_Data shown:_
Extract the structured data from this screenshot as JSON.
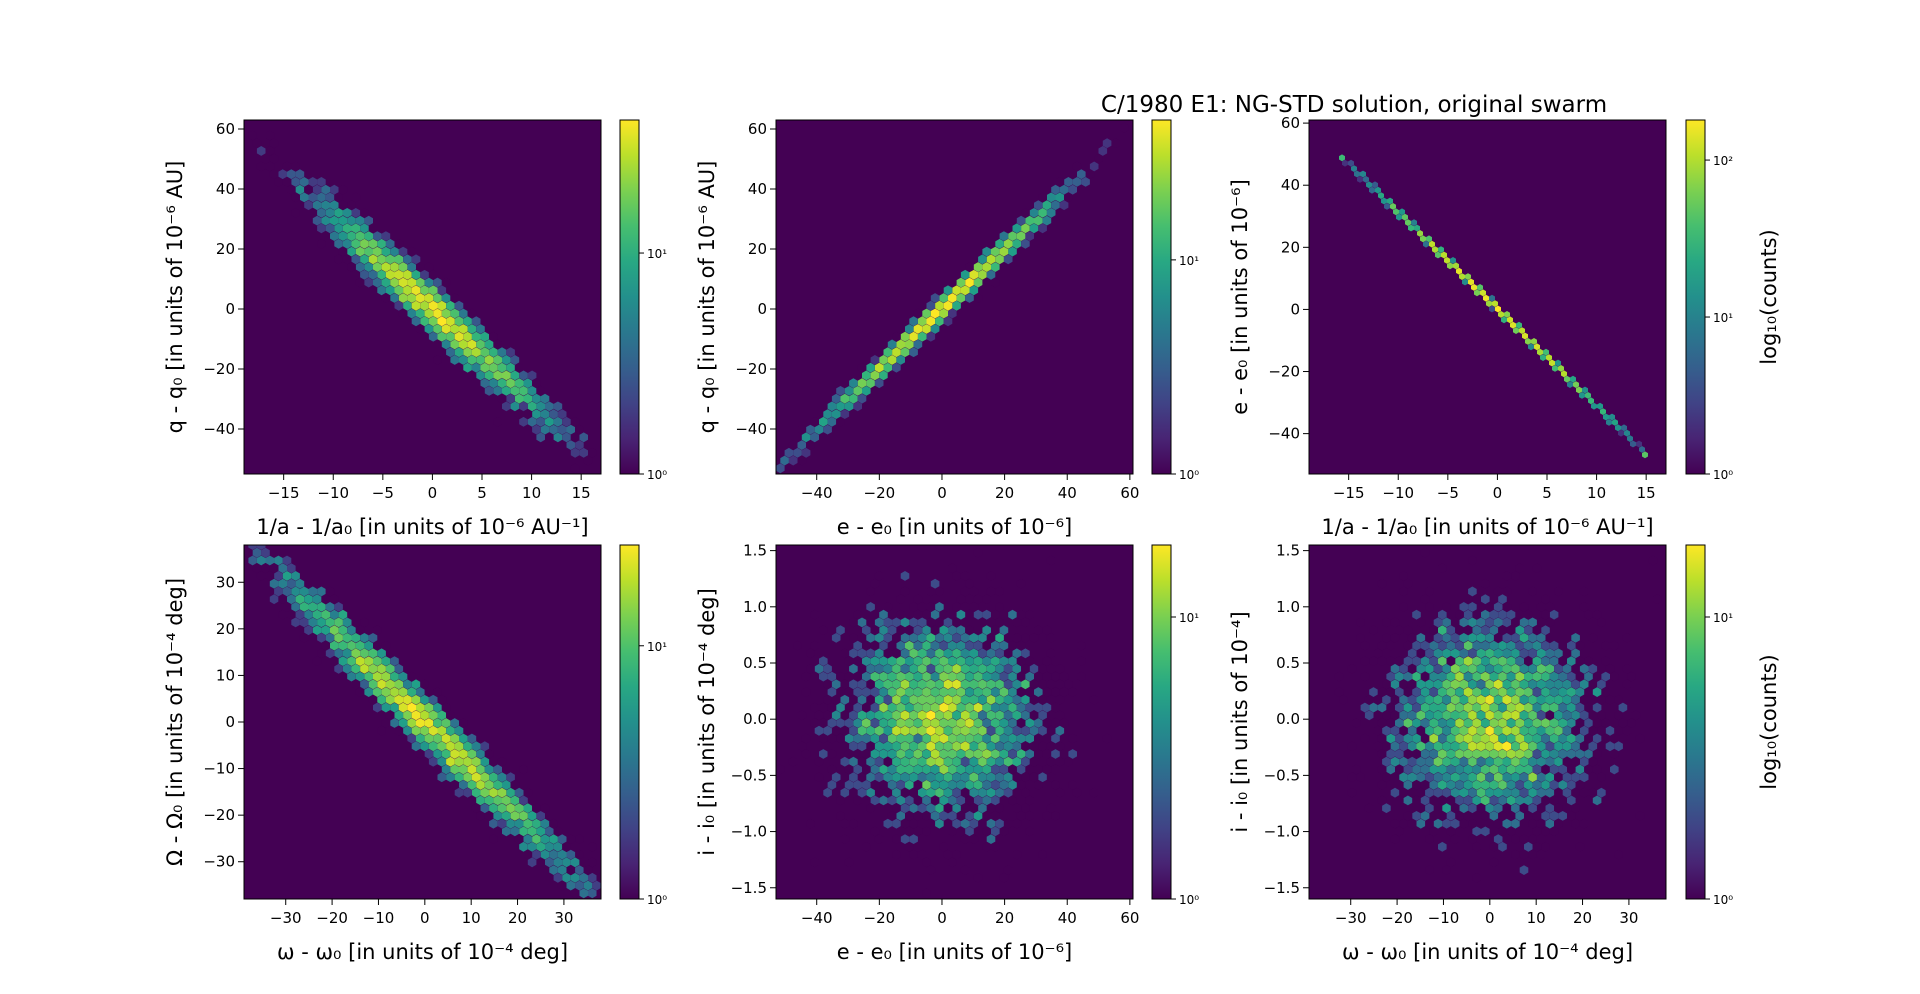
{
  "figure": {
    "title": "C/1980 E1: NG-STD solution, original swarm",
    "background_color": "#440154",
    "colormap": "viridis",
    "colorbar_scale": "log"
  },
  "chart_data": [
    {
      "type": "hexbin",
      "xlabel": "1/a - 1/a₀ [in units of 10⁻⁶ AU⁻¹]",
      "ylabel": "q - q₀ [in units of 10⁻⁶ AU]",
      "xlim": [
        -19,
        17
      ],
      "ylim": [
        -55,
        63
      ],
      "xticks": [
        -15,
        -10,
        -5,
        0,
        5,
        10,
        15
      ],
      "xticklabels": [
        "−15",
        "−10",
        "−5",
        "0",
        "5",
        "10",
        "15"
      ],
      "yticks": [
        -40,
        -20,
        0,
        20,
        40,
        60
      ],
      "yticklabels": [
        "−40",
        "−20",
        "0",
        "20",
        "40",
        "60"
      ],
      "distribution": {
        "shape": "elongated",
        "center": [
          0,
          0
        ],
        "slope": -3.1,
        "sigma_major": 18,
        "sigma_minor": 4.5
      },
      "colorbar": {
        "scale": "log",
        "min": 1,
        "max": 40,
        "ticks": [
          "10⁰",
          "10¹"
        ],
        "label": ""
      }
    },
    {
      "type": "hexbin",
      "xlabel": "e - e₀ [in units of 10⁻⁶]",
      "ylabel": "q - q₀ [in units of 10⁻⁶ AU]",
      "xlim": [
        -53,
        61
      ],
      "ylim": [
        -55,
        63
      ],
      "xticks": [
        -40,
        -20,
        0,
        20,
        40,
        60
      ],
      "xticklabels": [
        "−40",
        "−20",
        "0",
        "20",
        "40",
        "60"
      ],
      "yticks": [
        -40,
        -20,
        0,
        20,
        40,
        60
      ],
      "yticklabels": [
        "−40",
        "−20",
        "0",
        "20",
        "40",
        "60"
      ],
      "distribution": {
        "shape": "elongated",
        "center": [
          0,
          0
        ],
        "slope": 1.0,
        "sigma_major": 18,
        "sigma_minor": 4.5
      },
      "colorbar": {
        "scale": "log",
        "min": 1,
        "max": 45,
        "ticks": [
          "10⁰",
          "10¹"
        ],
        "label": ""
      }
    },
    {
      "type": "hexbin",
      "xlabel": "1/a - 1/a₀ [in units of 10⁻⁶ AU⁻¹]",
      "ylabel": "e - e₀ [in units of 10⁻⁶]",
      "xlim": [
        -19,
        17
      ],
      "ylim": [
        -53,
        61
      ],
      "xticks": [
        -15,
        -10,
        -5,
        0,
        5,
        10,
        15
      ],
      "xticklabels": [
        "−15",
        "−10",
        "−5",
        "0",
        "5",
        "10",
        "15"
      ],
      "yticks": [
        -40,
        -20,
        0,
        20,
        40,
        60
      ],
      "yticklabels": [
        "−40",
        "−20",
        "0",
        "20",
        "40",
        "60"
      ],
      "distribution": {
        "shape": "line",
        "from": [
          -15.5,
          48.5
        ],
        "to": [
          15,
          -46.5
        ]
      },
      "colorbar": {
        "scale": "log",
        "min": 1,
        "max": 180,
        "ticks": [
          "10⁰",
          "10¹",
          "10²"
        ],
        "label": "log₁₀(counts)"
      }
    },
    {
      "type": "hexbin",
      "xlabel": "ω - ω₀ [in units of 10⁻⁴ deg]",
      "ylabel": "Ω - Ω₀ [in units of 10⁻⁴ deg]",
      "xlim": [
        -39,
        38
      ],
      "ylim": [
        -38,
        38
      ],
      "xticks": [
        -30,
        -20,
        -10,
        0,
        10,
        20,
        30
      ],
      "xticklabels": [
        "−30",
        "−20",
        "−10",
        "0",
        "10",
        "20",
        "30"
      ],
      "yticks": [
        -30,
        -20,
        -10,
        0,
        10,
        20,
        30
      ],
      "yticklabels": [
        "−30",
        "−20",
        "−10",
        "0",
        "10",
        "20",
        "30"
      ],
      "distribution": {
        "shape": "elongated",
        "center": [
          0,
          0
        ],
        "slope": -1.0,
        "sigma_major": 16,
        "sigma_minor": 4.5
      },
      "colorbar": {
        "scale": "log",
        "min": 1,
        "max": 25,
        "ticks": [
          "10⁰",
          "10¹"
        ],
        "label": ""
      }
    },
    {
      "type": "hexbin",
      "xlabel": "e - e₀ [in units of 10⁻⁶]",
      "ylabel": "i - i₀ [in units of 10⁻⁴ deg]",
      "xlim": [
        -53,
        61
      ],
      "ylim": [
        -1.6,
        1.55
      ],
      "xticks": [
        -40,
        -20,
        0,
        20,
        40,
        60
      ],
      "xticklabels": [
        "−40",
        "−20",
        "0",
        "20",
        "40",
        "60"
      ],
      "yticks": [
        -1.5,
        -1.0,
        -0.5,
        0.0,
        0.5,
        1.0,
        1.5
      ],
      "yticklabels": [
        "−1.5",
        "−1.0",
        "−0.5",
        "0.0",
        "0.5",
        "1.0",
        "1.5"
      ],
      "distribution": {
        "shape": "round",
        "center": [
          0,
          0
        ],
        "sigma_x": 16,
        "sigma_y": 0.45
      },
      "colorbar": {
        "scale": "log",
        "min": 1,
        "max": 18,
        "ticks": [
          "10⁰",
          "10¹"
        ],
        "label": ""
      }
    },
    {
      "type": "hexbin",
      "xlabel": "ω - ω₀ [in units of 10⁻⁴ deg]",
      "ylabel": "i - i₀ [in units of 10⁻⁴]",
      "xlim": [
        -39,
        38
      ],
      "ylim": [
        -1.6,
        1.55
      ],
      "xticks": [
        -30,
        -20,
        -10,
        0,
        10,
        20,
        30
      ],
      "xticklabels": [
        "−30",
        "−20",
        "−10",
        "0",
        "10",
        "20",
        "30"
      ],
      "yticks": [
        -1.5,
        -1.0,
        -0.5,
        0.0,
        0.5,
        1.0,
        1.5
      ],
      "yticklabels": [
        "−1.5",
        "−1.0",
        "−0.5",
        "0.0",
        "0.5",
        "1.0",
        "1.5"
      ],
      "distribution": {
        "shape": "round",
        "center": [
          0,
          0
        ],
        "sigma_x": 11,
        "sigma_y": 0.45
      },
      "colorbar": {
        "scale": "log",
        "min": 1,
        "max": 18,
        "ticks": [
          "10⁰",
          "10¹"
        ],
        "label": "log₁₀(counts)"
      }
    }
  ]
}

_What to do:_ Images should not appear in the copy; retype the listing above exactly.

_Answer for this exercise:_
Extract the structured data from this screenshot as JSON.
{
  "figure": {
    "title": "C/1980 E1: NG-STD solution, original swarm",
    "background_color": "#440154",
    "colormap": "viridis",
    "colorbar_scale": "log"
  },
  "chart_data": [
    {
      "type": "hexbin",
      "xlabel": "1/a - 1/a₀ [in units of 10⁻⁶ AU⁻¹]",
      "ylabel": "q - q₀ [in units of 10⁻⁶ AU]",
      "xlim": [
        -19,
        17
      ],
      "ylim": [
        -55,
        63
      ],
      "xticks": [
        -15,
        -10,
        -5,
        0,
        5,
        10,
        15
      ],
      "xticklabels": [
        "−15",
        "−10",
        "−5",
        "0",
        "5",
        "10",
        "15"
      ],
      "yticks": [
        -40,
        -20,
        0,
        20,
        40,
        60
      ],
      "yticklabels": [
        "−40",
        "−20",
        "0",
        "20",
        "40",
        "60"
      ],
      "distribution": {
        "shape": "elongated",
        "center": [
          0,
          0
        ],
        "slope": -3.1,
        "sigma_major": 18,
        "sigma_minor": 4.5
      },
      "colorbar": {
        "scale": "log",
        "min": 1,
        "max": 40,
        "ticks": [
          "10⁰",
          "10¹"
        ],
        "label": ""
      }
    },
    {
      "type": "hexbin",
      "xlabel": "e - e₀ [in units of 10⁻⁶]",
      "ylabel": "q - q₀ [in units of 10⁻⁶ AU]",
      "xlim": [
        -53,
        61
      ],
      "ylim": [
        -55,
        63
      ],
      "xticks": [
        -40,
        -20,
        0,
        20,
        40,
        60
      ],
      "xticklabels": [
        "−40",
        "−20",
        "0",
        "20",
        "40",
        "60"
      ],
      "yticks": [
        -40,
        -20,
        0,
        20,
        40,
        60
      ],
      "yticklabels": [
        "−40",
        "−20",
        "0",
        "20",
        "40",
        "60"
      ],
      "distribution": {
        "shape": "elongated",
        "center": [
          0,
          0
        ],
        "slope": 1.0,
        "sigma_major": 18,
        "sigma_minor": 4.5
      },
      "colorbar": {
        "scale": "log",
        "min": 1,
        "max": 45,
        "ticks": [
          "10⁰",
          "10¹"
        ],
        "label": ""
      }
    },
    {
      "type": "hexbin",
      "xlabel": "1/a - 1/a₀ [in units of 10⁻⁶ AU⁻¹]",
      "ylabel": "e - e₀ [in units of 10⁻⁶]",
      "xlim": [
        -19,
        17
      ],
      "ylim": [
        -53,
        61
      ],
      "xticks": [
        -15,
        -10,
        -5,
        0,
        5,
        10,
        15
      ],
      "xticklabels": [
        "−15",
        "−10",
        "−5",
        "0",
        "5",
        "10",
        "15"
      ],
      "yticks": [
        -40,
        -20,
        0,
        20,
        40,
        60
      ],
      "yticklabels": [
        "−40",
        "−20",
        "0",
        "20",
        "40",
        "60"
      ],
      "distribution": {
        "shape": "line",
        "from": [
          -15.5,
          48.5
        ],
        "to": [
          15,
          -46.5
        ]
      },
      "colorbar": {
        "scale": "log",
        "min": 1,
        "max": 180,
        "ticks": [
          "10⁰",
          "10¹",
          "10²"
        ],
        "label": "log₁₀(counts)"
      }
    },
    {
      "type": "hexbin",
      "xlabel": "ω - ω₀ [in units of 10⁻⁴ deg]",
      "ylabel": "Ω - Ω₀ [in units of 10⁻⁴ deg]",
      "xlim": [
        -39,
        38
      ],
      "ylim": [
        -38,
        38
      ],
      "xticks": [
        -30,
        -20,
        -10,
        0,
        10,
        20,
        30
      ],
      "xticklabels": [
        "−30",
        "−20",
        "−10",
        "0",
        "10",
        "20",
        "30"
      ],
      "yticks": [
        -30,
        -20,
        -10,
        0,
        10,
        20,
        30
      ],
      "yticklabels": [
        "−30",
        "−20",
        "−10",
        "0",
        "10",
        "20",
        "30"
      ],
      "distribution": {
        "shape": "elongated",
        "center": [
          0,
          0
        ],
        "slope": -1.0,
        "sigma_major": 16,
        "sigma_minor": 4.5
      },
      "colorbar": {
        "scale": "log",
        "min": 1,
        "max": 25,
        "ticks": [
          "10⁰",
          "10¹"
        ],
        "label": ""
      }
    },
    {
      "type": "hexbin",
      "xlabel": "e - e₀ [in units of 10⁻⁶]",
      "ylabel": "i - i₀ [in units of 10⁻⁴ deg]",
      "xlim": [
        -53,
        61
      ],
      "ylim": [
        -1.6,
        1.55
      ],
      "xticks": [
        -40,
        -20,
        0,
        20,
        40,
        60
      ],
      "xticklabels": [
        "−40",
        "−20",
        "0",
        "20",
        "40",
        "60"
      ],
      "yticks": [
        -1.5,
        -1.0,
        -0.5,
        0.0,
        0.5,
        1.0,
        1.5
      ],
      "yticklabels": [
        "−1.5",
        "−1.0",
        "−0.5",
        "0.0",
        "0.5",
        "1.0",
        "1.5"
      ],
      "distribution": {
        "shape": "round",
        "center": [
          0,
          0
        ],
        "sigma_x": 16,
        "sigma_y": 0.45
      },
      "colorbar": {
        "scale": "log",
        "min": 1,
        "max": 18,
        "ticks": [
          "10⁰",
          "10¹"
        ],
        "label": ""
      }
    },
    {
      "type": "hexbin",
      "xlabel": "ω - ω₀ [in units of 10⁻⁴ deg]",
      "ylabel": "i - i₀ [in units of 10⁻⁴]",
      "xlim": [
        -39,
        38
      ],
      "ylim": [
        -1.6,
        1.55
      ],
      "xticks": [
        -30,
        -20,
        -10,
        0,
        10,
        20,
        30
      ],
      "xticklabels": [
        "−30",
        "−20",
        "−10",
        "0",
        "10",
        "20",
        "30"
      ],
      "yticks": [
        -1.5,
        -1.0,
        -0.5,
        0.0,
        0.5,
        1.0,
        1.5
      ],
      "yticklabels": [
        "−1.5",
        "−1.0",
        "−0.5",
        "0.0",
        "0.5",
        "1.0",
        "1.5"
      ],
      "distribution": {
        "shape": "round",
        "center": [
          0,
          0
        ],
        "sigma_x": 11,
        "sigma_y": 0.45
      },
      "colorbar": {
        "scale": "log",
        "min": 1,
        "max": 18,
        "ticks": [
          "10⁰",
          "10¹"
        ],
        "label": "log₁₀(counts)"
      }
    }
  ]
}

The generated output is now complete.